**Exercise brief**
Look over the lines below. Report each one that includes the string "Weight".

**Recorded information**

|---|

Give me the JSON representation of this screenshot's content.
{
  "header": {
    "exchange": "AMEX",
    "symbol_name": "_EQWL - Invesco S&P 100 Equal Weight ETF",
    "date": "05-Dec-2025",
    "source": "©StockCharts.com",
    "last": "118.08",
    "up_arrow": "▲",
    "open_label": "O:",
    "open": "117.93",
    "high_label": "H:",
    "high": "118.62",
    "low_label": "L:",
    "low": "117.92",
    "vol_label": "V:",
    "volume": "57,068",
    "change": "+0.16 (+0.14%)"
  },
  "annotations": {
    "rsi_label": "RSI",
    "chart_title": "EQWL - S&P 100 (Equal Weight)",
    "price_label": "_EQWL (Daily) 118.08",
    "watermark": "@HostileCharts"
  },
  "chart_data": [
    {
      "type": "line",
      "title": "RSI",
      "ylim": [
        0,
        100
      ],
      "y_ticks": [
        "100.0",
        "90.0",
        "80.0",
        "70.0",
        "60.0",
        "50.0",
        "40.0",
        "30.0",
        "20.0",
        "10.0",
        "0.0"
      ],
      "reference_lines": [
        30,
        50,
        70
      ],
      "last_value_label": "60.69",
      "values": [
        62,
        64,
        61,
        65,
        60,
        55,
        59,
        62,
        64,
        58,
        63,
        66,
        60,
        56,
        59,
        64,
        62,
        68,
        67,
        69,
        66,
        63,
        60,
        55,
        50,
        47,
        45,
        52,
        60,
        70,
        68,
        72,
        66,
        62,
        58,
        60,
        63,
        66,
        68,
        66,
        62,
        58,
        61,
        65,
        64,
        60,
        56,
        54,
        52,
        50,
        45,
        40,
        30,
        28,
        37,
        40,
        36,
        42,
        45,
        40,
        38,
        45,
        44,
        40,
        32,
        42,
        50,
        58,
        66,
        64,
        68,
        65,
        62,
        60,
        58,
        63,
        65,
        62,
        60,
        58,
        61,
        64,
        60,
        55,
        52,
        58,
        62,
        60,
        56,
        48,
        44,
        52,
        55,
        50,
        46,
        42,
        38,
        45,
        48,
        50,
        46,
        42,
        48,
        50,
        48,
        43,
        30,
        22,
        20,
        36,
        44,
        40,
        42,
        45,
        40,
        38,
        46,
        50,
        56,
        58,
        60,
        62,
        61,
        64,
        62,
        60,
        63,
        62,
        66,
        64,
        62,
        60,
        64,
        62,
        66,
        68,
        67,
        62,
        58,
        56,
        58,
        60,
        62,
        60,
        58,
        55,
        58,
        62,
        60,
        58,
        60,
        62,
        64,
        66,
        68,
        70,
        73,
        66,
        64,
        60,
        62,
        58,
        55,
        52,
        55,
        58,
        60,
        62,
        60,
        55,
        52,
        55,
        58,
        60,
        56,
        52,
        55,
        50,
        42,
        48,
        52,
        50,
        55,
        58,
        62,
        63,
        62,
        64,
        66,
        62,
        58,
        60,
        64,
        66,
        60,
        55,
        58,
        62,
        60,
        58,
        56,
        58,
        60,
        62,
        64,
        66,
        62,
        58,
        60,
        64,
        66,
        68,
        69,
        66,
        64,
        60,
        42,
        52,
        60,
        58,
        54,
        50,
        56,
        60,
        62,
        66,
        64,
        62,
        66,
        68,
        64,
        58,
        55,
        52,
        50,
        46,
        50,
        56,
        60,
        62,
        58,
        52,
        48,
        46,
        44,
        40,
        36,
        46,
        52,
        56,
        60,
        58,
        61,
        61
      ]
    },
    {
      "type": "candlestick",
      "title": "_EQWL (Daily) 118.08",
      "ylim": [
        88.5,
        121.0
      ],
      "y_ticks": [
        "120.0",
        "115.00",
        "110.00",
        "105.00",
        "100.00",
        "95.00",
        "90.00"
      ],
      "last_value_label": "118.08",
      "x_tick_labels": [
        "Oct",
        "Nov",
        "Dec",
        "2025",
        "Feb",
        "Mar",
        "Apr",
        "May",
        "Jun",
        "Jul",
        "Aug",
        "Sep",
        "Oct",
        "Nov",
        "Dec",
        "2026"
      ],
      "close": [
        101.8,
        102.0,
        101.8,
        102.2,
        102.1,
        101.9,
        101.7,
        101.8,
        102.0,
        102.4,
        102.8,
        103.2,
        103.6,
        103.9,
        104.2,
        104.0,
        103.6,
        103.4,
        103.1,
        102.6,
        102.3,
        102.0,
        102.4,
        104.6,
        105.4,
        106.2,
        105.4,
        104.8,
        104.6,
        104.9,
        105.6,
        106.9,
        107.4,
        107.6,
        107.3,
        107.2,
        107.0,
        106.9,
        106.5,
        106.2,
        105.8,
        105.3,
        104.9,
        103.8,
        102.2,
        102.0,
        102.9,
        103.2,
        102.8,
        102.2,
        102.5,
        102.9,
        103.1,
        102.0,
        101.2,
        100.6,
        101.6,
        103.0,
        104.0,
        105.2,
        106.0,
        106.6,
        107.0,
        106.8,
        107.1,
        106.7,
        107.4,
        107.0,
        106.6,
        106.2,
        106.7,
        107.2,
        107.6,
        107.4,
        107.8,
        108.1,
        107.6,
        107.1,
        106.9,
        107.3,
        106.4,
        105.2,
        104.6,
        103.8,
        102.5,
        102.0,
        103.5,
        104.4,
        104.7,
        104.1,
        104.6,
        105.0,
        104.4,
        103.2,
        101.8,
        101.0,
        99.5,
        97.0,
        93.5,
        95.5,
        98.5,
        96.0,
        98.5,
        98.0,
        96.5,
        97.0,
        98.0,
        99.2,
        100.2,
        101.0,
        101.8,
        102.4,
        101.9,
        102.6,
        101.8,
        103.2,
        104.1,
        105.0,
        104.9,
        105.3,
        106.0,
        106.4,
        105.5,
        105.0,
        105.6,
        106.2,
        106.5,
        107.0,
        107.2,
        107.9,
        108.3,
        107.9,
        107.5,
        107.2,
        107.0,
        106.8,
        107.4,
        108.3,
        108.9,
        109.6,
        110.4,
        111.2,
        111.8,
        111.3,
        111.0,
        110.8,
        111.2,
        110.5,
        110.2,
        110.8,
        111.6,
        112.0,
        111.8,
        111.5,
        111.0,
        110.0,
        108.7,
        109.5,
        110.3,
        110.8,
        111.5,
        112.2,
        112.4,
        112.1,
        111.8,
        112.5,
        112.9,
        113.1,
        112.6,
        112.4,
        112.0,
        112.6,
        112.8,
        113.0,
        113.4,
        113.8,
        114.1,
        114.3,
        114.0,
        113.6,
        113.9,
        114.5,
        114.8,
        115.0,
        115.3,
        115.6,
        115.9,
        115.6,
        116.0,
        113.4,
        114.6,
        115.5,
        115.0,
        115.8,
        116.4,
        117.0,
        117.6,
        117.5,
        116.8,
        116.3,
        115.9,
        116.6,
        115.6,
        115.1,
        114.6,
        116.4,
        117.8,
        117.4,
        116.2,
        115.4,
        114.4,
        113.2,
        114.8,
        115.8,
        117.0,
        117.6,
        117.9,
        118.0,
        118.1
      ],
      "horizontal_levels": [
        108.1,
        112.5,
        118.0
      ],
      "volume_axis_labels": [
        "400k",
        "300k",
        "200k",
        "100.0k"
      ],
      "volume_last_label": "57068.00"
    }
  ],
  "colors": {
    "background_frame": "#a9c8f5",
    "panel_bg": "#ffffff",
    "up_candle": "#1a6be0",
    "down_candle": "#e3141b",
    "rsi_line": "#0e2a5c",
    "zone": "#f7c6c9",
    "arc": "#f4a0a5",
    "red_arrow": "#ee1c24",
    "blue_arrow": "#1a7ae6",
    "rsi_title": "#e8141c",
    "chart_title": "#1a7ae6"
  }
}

|---|

**The response**
    "symbol_name": "_EQWL - Invesco S&P 100 Equal Weight ETF",
    "chart_title": "EQWL - S&P 100 (Equal Weight)",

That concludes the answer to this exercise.